> _Written instruction_
Set down the full listing exactly, character for character.

━━━ Records provided

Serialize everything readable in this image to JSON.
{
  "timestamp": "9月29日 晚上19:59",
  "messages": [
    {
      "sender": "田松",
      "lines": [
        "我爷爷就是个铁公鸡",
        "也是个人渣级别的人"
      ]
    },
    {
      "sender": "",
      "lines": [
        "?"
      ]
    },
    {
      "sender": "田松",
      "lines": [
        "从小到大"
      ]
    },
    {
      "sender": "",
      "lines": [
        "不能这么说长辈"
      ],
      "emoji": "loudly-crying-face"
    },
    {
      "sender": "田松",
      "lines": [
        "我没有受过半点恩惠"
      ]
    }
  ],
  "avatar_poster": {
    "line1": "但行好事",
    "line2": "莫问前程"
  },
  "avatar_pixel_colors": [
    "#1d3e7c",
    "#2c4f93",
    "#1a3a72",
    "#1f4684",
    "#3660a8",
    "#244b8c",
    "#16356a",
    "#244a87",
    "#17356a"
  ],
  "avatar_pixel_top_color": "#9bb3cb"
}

━━━━━━

> _Written solution_
Serialize everything readable in this image to JSON.
{
  "timestamp": "9月29日 晚上19:59",
  "messages": [
    {
      "sender": "田松",
      "lines": [
        "我爷爷就是个铁公鸡",
        "也是个人渣级别的人"
      ]
    },
    {
      "sender": "",
      "lines": [
        "?"
      ]
    },
    {
      "sender": "田松",
      "lines": [
        "从小到大"
      ]
    },
    {
      "sender": "",
      "lines": [
        "不能这么说长辈"
      ],
      "emoji": "loudly-crying-face"
    },
    {
      "sender": "田松",
      "lines": [
        "我没有受过半点恩惠"
      ]
    }
  ],
  "avatar_poster": {
    "line1": "但行好事",
    "line2": "莫问前程"
  },
  "avatar_pixel_colors": [
    "#1d3e7c",
    "#2c4f93",
    "#1a3a72",
    "#1f4684",
    "#3660a8",
    "#244b8c",
    "#16356a",
    "#244a87",
    "#17356a"
  ],
  "avatar_pixel_top_color": "#9bb3cb"
}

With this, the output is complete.